[Objective]
Scan the data beneath this task and copy each line that includes "altı".

[Given information]
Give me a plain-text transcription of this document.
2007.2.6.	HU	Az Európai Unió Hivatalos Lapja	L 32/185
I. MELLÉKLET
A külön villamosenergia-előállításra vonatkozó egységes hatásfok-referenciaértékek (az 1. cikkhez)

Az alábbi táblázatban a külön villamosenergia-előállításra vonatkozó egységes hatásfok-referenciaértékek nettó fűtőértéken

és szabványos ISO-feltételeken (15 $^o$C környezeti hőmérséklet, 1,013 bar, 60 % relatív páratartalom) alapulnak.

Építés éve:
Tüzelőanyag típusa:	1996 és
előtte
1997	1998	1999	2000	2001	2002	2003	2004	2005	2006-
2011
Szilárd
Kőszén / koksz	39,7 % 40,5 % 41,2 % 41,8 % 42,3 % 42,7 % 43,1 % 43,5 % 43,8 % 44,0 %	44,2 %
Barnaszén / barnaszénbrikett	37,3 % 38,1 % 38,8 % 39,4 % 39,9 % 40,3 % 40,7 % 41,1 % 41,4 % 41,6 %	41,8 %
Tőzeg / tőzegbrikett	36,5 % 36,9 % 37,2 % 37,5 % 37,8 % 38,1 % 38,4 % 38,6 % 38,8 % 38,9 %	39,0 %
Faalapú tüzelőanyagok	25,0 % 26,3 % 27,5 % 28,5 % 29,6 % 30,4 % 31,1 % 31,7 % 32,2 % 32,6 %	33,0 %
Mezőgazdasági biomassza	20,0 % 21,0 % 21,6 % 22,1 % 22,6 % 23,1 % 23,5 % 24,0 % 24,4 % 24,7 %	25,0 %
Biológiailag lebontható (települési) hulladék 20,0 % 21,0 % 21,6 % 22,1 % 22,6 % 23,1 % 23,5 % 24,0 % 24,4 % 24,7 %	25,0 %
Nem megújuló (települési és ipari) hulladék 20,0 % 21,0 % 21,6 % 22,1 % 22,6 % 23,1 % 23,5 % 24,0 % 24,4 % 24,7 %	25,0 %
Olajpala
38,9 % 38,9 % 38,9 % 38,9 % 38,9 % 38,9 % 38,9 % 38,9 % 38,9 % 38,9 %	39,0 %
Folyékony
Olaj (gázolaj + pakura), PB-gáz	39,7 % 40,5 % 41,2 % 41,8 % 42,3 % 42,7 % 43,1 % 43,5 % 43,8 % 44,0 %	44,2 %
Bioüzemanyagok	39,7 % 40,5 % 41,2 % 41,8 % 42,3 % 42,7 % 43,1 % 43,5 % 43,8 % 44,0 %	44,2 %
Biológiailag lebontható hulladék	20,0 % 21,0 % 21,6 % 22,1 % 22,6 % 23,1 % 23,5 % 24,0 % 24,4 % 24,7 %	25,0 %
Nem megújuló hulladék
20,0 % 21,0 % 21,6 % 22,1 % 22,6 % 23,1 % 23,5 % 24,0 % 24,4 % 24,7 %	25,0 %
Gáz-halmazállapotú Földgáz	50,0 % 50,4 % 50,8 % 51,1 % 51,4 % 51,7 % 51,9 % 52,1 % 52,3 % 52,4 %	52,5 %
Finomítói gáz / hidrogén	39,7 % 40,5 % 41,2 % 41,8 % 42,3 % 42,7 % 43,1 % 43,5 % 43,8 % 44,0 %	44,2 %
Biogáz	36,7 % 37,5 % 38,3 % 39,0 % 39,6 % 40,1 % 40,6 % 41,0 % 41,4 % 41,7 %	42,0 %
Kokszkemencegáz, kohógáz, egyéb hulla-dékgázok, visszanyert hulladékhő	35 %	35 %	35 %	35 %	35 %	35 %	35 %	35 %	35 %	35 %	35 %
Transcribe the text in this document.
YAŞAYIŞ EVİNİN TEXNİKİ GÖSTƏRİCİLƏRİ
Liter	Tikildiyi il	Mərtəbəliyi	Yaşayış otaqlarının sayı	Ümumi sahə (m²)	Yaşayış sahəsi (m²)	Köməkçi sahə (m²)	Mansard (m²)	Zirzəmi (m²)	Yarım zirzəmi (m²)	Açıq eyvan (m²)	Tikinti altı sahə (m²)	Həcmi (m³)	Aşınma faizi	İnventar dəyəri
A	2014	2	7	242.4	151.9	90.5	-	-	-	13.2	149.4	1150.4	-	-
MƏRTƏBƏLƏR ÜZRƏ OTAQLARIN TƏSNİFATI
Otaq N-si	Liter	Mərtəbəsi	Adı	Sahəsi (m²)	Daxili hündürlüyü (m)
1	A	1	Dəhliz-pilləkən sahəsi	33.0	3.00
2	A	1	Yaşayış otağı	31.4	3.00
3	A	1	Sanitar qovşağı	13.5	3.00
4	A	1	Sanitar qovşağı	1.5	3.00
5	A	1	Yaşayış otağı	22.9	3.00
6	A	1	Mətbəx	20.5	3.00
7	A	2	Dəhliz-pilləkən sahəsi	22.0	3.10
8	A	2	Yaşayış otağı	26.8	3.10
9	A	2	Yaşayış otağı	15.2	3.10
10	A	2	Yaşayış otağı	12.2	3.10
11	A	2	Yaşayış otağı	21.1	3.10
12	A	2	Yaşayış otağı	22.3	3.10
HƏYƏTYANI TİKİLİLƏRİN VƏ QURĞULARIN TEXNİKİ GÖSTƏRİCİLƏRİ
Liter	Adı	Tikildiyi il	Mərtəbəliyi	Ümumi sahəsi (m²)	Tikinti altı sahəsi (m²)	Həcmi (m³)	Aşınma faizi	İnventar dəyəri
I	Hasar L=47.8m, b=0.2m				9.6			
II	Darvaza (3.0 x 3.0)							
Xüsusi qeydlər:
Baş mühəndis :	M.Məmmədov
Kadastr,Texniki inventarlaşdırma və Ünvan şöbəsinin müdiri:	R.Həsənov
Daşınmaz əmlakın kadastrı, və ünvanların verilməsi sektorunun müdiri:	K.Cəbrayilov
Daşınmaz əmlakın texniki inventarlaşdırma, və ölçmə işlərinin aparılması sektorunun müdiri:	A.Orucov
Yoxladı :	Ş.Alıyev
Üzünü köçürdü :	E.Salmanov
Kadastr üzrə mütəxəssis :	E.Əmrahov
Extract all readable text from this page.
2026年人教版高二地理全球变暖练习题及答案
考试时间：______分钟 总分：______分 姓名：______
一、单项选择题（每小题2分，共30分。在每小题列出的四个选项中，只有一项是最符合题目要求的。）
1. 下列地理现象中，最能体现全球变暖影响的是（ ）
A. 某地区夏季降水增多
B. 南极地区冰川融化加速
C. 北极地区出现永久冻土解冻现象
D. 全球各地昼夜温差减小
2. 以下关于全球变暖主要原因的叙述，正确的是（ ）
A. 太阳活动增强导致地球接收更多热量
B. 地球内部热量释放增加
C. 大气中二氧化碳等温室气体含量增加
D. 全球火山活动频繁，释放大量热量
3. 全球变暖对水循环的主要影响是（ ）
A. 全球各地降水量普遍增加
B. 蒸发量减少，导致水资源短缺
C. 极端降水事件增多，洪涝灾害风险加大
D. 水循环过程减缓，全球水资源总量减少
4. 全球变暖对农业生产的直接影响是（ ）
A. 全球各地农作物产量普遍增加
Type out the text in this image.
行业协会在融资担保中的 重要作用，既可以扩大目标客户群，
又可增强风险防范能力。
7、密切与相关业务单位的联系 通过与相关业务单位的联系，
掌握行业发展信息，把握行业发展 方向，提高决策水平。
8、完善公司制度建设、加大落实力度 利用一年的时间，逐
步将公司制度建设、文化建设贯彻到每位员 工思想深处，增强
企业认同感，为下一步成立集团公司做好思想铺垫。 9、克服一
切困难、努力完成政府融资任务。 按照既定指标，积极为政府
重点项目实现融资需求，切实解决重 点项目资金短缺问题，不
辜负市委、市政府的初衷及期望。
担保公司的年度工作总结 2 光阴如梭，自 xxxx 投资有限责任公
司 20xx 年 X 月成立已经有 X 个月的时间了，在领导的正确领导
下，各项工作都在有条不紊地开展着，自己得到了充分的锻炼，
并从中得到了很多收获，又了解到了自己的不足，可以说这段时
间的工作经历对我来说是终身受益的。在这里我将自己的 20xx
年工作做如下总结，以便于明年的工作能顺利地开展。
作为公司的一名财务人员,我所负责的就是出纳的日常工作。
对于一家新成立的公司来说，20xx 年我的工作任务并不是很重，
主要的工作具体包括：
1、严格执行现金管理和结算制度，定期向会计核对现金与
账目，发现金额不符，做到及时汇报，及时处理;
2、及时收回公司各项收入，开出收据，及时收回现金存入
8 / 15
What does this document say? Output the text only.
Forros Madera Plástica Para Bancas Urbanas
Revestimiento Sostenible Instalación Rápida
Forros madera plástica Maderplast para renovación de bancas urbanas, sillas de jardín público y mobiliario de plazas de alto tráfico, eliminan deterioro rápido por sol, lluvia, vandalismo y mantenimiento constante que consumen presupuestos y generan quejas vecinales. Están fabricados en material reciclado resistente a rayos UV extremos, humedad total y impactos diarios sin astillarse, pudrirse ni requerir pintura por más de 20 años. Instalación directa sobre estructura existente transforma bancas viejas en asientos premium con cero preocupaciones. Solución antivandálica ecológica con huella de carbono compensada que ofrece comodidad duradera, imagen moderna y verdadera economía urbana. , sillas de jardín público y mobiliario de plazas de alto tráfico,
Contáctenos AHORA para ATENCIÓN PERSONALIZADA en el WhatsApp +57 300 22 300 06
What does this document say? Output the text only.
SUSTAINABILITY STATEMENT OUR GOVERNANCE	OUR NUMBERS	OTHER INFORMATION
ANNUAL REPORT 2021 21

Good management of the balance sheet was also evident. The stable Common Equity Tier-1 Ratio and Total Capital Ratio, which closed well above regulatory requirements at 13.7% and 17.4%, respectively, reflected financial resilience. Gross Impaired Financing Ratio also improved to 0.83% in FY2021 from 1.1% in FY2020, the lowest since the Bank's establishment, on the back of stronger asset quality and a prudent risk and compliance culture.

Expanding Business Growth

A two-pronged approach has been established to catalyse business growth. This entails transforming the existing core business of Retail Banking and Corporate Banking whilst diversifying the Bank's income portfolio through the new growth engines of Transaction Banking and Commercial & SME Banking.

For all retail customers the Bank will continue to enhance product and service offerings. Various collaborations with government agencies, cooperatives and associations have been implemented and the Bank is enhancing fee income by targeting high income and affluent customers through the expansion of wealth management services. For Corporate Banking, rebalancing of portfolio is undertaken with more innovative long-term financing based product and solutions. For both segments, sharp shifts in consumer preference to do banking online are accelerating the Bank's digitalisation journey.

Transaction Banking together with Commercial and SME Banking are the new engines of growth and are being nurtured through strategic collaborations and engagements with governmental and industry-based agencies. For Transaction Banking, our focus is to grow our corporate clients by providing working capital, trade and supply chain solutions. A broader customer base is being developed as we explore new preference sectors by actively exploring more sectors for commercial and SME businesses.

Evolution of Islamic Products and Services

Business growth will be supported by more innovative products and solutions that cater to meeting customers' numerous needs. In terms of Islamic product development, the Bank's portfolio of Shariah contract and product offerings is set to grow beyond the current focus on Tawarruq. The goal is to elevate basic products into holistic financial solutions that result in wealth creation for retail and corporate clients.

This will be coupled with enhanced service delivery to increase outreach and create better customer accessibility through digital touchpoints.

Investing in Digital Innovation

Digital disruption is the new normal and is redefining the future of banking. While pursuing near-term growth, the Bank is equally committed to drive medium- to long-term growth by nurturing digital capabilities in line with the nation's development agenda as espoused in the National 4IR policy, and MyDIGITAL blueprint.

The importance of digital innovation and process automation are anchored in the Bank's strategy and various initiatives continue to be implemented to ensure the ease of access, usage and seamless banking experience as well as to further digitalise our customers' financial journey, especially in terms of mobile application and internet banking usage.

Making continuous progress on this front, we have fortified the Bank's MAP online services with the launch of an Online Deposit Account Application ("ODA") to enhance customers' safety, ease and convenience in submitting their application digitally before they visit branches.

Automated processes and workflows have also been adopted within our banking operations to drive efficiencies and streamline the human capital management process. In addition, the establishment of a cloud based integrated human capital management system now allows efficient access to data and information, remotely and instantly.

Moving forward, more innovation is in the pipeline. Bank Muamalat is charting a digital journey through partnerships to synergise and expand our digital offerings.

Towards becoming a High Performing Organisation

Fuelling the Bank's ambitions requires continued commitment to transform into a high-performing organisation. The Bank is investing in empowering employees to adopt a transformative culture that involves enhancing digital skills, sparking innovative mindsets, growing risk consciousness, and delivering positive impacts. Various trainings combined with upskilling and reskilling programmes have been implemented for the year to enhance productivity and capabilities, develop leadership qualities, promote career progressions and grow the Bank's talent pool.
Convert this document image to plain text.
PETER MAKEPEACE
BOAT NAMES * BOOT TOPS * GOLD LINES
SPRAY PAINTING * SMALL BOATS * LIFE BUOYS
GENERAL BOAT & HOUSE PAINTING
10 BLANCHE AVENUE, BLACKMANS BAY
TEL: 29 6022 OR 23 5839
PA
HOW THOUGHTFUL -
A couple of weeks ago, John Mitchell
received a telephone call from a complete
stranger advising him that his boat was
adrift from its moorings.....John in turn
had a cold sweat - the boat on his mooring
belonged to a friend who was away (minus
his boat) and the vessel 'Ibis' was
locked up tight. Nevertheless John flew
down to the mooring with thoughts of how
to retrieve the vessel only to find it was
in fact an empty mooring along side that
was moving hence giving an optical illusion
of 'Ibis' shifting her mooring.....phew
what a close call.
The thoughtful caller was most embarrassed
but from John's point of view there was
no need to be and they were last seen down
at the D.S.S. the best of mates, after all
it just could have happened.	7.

[Reply]
Liter	Tikildiyi il	Mərtəbəliyi	Yaşayış otaqlarının sayı	Ümumi sahə (m²)	Yaşayış sahəsi (m²)	Köməkçi sahə (m²)	Mansard (m²)	Zirzəmi (m²)	Yarım zirzəmi (m²)	Açıq eyvan (m²)	Tikinti altı sahə (m²)	Həcmi (m³)	Aşınma faizi	İnventar dəyəri
Liter	Adı	Tikildiyi il	Mərtəbəliyi	Ümumi sahəsi (m²)	Tikinti altı sahəsi (m²)	Həcmi (m³)	Aşınma faizi	İnventar dəyəri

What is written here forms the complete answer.